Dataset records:
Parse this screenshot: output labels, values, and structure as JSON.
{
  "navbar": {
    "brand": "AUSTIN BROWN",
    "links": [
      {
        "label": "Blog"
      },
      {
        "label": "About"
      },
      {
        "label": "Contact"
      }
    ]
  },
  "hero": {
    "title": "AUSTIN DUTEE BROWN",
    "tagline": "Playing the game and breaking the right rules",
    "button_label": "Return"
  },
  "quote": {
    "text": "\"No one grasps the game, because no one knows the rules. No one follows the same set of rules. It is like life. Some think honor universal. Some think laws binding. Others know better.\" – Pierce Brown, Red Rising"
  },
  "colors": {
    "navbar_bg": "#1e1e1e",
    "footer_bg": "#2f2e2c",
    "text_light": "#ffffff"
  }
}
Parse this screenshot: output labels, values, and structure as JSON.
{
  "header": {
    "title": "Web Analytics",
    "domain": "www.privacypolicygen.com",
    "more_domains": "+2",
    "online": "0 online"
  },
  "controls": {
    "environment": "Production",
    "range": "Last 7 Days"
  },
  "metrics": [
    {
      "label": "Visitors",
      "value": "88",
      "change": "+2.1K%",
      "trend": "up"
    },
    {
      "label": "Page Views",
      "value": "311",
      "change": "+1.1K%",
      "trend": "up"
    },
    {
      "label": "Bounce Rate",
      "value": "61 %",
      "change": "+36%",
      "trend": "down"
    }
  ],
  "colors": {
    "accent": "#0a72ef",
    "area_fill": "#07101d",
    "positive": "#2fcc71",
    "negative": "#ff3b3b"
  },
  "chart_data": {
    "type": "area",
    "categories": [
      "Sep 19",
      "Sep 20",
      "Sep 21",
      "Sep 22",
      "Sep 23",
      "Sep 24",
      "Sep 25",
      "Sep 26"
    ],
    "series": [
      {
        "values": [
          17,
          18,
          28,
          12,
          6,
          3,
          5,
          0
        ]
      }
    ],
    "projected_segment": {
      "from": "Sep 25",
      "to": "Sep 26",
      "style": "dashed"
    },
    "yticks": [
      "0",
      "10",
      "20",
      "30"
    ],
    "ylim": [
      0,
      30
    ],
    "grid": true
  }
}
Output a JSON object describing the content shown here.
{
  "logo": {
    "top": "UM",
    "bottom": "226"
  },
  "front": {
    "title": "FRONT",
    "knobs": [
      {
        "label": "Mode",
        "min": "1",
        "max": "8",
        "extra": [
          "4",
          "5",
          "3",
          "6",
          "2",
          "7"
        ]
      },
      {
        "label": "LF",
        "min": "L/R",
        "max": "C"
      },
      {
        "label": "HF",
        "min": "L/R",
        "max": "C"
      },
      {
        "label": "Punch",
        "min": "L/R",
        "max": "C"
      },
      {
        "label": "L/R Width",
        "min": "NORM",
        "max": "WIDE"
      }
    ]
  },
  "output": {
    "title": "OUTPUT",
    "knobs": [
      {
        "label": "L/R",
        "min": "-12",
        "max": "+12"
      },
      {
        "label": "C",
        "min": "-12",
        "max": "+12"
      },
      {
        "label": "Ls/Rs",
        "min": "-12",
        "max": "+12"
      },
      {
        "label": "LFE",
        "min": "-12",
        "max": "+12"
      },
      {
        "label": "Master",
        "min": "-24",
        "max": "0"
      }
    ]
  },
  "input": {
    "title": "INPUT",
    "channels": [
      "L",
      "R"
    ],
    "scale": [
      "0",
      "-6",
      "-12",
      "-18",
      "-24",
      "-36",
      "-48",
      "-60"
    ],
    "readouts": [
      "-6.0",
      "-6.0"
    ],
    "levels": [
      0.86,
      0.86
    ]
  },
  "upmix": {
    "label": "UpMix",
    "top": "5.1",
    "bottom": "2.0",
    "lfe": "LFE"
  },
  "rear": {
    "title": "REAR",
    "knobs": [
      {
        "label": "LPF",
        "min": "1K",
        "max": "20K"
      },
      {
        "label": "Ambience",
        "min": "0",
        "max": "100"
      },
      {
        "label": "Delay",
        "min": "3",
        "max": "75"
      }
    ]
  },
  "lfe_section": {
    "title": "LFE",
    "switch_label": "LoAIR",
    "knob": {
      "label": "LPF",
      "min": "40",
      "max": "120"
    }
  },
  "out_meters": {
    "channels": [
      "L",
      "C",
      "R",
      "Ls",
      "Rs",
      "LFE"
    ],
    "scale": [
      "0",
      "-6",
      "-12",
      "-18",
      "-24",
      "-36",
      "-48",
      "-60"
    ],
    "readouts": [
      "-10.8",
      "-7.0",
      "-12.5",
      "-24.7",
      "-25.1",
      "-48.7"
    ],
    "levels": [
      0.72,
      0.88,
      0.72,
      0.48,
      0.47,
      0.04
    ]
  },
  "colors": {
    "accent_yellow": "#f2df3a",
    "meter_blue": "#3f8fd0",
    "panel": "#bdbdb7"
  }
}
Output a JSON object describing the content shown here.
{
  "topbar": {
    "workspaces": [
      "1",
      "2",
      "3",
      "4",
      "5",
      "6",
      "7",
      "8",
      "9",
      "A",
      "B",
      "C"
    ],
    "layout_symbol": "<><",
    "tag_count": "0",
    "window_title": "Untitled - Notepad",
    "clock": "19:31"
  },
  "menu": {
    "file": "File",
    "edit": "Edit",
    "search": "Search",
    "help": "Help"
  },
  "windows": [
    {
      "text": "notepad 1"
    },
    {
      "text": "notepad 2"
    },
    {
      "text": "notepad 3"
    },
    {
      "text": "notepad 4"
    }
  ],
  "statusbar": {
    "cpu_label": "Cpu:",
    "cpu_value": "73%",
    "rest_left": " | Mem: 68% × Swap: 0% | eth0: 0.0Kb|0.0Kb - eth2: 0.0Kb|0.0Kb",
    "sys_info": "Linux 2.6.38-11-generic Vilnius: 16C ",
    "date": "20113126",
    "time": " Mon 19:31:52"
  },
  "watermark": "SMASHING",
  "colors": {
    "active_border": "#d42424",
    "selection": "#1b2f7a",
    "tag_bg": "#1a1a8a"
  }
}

▸ OBJECTIVE
Copy the data above exactly. Every line must be included.

▸ REPLY TO THE EXERCISE
Parse this screenshot: output labels, values, and structure as JSON.
{
  "navbar": {
    "brand": "AUSTIN BROWN",
    "links": [
      {
        "label": "Blog"
      },
      {
        "label": "About"
      },
      {
        "label": "Contact"
      }
    ]
  },
  "hero": {
    "title": "AUSTIN DUTEE BROWN",
    "tagline": "Playing the game and breaking the right rules",
    "button_label": "Return"
  },
  "quote": {
    "text": "\"No one grasps the game, because no one knows the rules. No one follows the same set of rules. It is like life. Some think honor universal. Some think laws binding. Others know better.\" – Pierce Brown, Red Rising"
  },
  "colors": {
    "navbar_bg": "#1e1e1e",
    "footer_bg": "#2f2e2c",
    "text_light": "#ffffff"
  }
}
Parse this screenshot: output labels, values, and structure as JSON.
{
  "header": {
    "title": "Web Analytics",
    "domain": "www.privacypolicygen.com",
    "more_domains": "+2",
    "online": "0 online"
  },
  "controls": {
    "environment": "Production",
    "range": "Last 7 Days"
  },
  "metrics": [
    {
      "label": "Visitors",
      "value": "88",
      "change": "+2.1K%",
      "trend": "up"
    },
    {
      "label": "Page Views",
      "value": "311",
      "change": "+1.1K%",
      "trend": "up"
    },
    {
      "label": "Bounce Rate",
      "value": "61 %",
      "change": "+36%",
      "trend": "down"
    }
  ],
  "colors": {
    "accent": "#0a72ef",
    "area_fill": "#07101d",
    "positive": "#2fcc71",
    "negative": "#ff3b3b"
  },
  "chart_data": {
    "type": "area",
    "categories": [
      "Sep 19",
      "Sep 20",
      "Sep 21",
      "Sep 22",
      "Sep 23",
      "Sep 24",
      "Sep 25",
      "Sep 26"
    ],
    "series": [
      {
        "values": [
          17,
          18,
          28,
          12,
          6,
          3,
          5,
          0
        ]
      }
    ],
    "projected_segment": {
      "from": "Sep 25",
      "to": "Sep 26",
      "style": "dashed"
    },
    "yticks": [
      "0",
      "10",
      "20",
      "30"
    ],
    "ylim": [
      0,
      30
    ],
    "grid": true
  }
}
Output a JSON object describing the content shown here.
{
  "logo": {
    "top": "UM",
    "bottom": "226"
  },
  "front": {
    "title": "FRONT",
    "knobs": [
      {
        "label": "Mode",
        "min": "1",
        "max": "8",
        "extra": [
          "4",
          "5",
          "3",
          "6",
          "2",
          "7"
        ]
      },
      {
        "label": "LF",
        "min": "L/R",
        "max": "C"
      },
      {
        "label": "HF",
        "min": "L/R",
        "max": "C"
      },
      {
        "label": "Punch",
        "min": "L/R",
        "max": "C"
      },
      {
        "label": "L/R Width",
        "min": "NORM",
        "max": "WIDE"
      }
    ]
  },
  "output": {
    "title": "OUTPUT",
    "knobs": [
      {
        "label": "L/R",
        "min": "-12",
        "max": "+12"
      },
      {
        "label": "C",
        "min": "-12",
        "max": "+12"
      },
      {
        "label": "Ls/Rs",
        "min": "-12",
        "max": "+12"
      },
      {
        "label": "LFE",
        "min": "-12",
        "max": "+12"
      },
      {
        "label": "Master",
        "min": "-24",
        "max": "0"
      }
    ]
  },
  "input": {
    "title": "INPUT",
    "channels": [
      "L",
      "R"
    ],
    "scale": [
      "0",
      "-6",
      "-12",
      "-18",
      "-24",
      "-36",
      "-48",
      "-60"
    ],
    "readouts": [
      "-6.0",
      "-6.0"
    ],
    "levels": [
      0.86,
      0.86
    ]
  },
  "upmix": {
    "label": "UpMix",
    "top": "5.1",
    "bottom": "2.0",
    "lfe": "LFE"
  },
  "rear": {
    "title": "REAR",
    "knobs": [
      {
        "label": "LPF",
        "min": "1K",
        "max": "20K"
      },
      {
        "label": "Ambience",
        "min": "0",
        "max": "100"
      },
      {
        "label": "Delay",
        "min": "3",
        "max": "75"
      }
    ]
  },
  "lfe_section": {
    "title": "LFE",
    "switch_label": "LoAIR",
    "knob": {
      "label": "LPF",
      "min": "40",
      "max": "120"
    }
  },
  "out_meters": {
    "channels": [
      "L",
      "C",
      "R",
      "Ls",
      "Rs",
      "LFE"
    ],
    "scale": [
      "0",
      "-6",
      "-12",
      "-18",
      "-24",
      "-36",
      "-48",
      "-60"
    ],
    "readouts": [
      "-10.8",
      "-7.0",
      "-12.5",
      "-24.7",
      "-25.1",
      "-48.7"
    ],
    "levels": [
      0.72,
      0.88,
      0.72,
      0.48,
      0.47,
      0.04
    ]
  },
  "colors": {
    "accent_yellow": "#f2df3a",
    "meter_blue": "#3f8fd0",
    "panel": "#bdbdb7"
  }
}
Output a JSON object describing the content shown here.
{
  "topbar": {
    "workspaces": [
      "1",
      "2",
      "3",
      "4",
      "5",
      "6",
      "7",
      "8",
      "9",
      "A",
      "B",
      "C"
    ],
    "layout_symbol": "<><",
    "tag_count": "0",
    "window_title": "Untitled - Notepad",
    "clock": "19:31"
  },
  "menu": {
    "file": "File",
    "edit": "Edit",
    "search": "Search",
    "help": "Help"
  },
  "windows": [
    {
      "text": "notepad 1"
    },
    {
      "text": "notepad 2"
    },
    {
      "text": "notepad 3"
    },
    {
      "text": "notepad 4"
    }
  ],
  "statusbar": {
    "cpu_label": "Cpu:",
    "cpu_value": "73%",
    "rest_left": " | Mem: 68% × Swap: 0% | eth0: 0.0Kb|0.0Kb - eth2: 0.0Kb|0.0Kb",
    "sys_info": "Linux 2.6.38-11-generic Vilnius: 16C ",
    "date": "20113126",
    "time": " Mon 19:31:52"
  },
  "watermark": "SMASHING",
  "colors": {
    "active_border": "#d42424",
    "selection": "#1b2f7a",
    "tag_bg": "#1a1a8a"
  }
}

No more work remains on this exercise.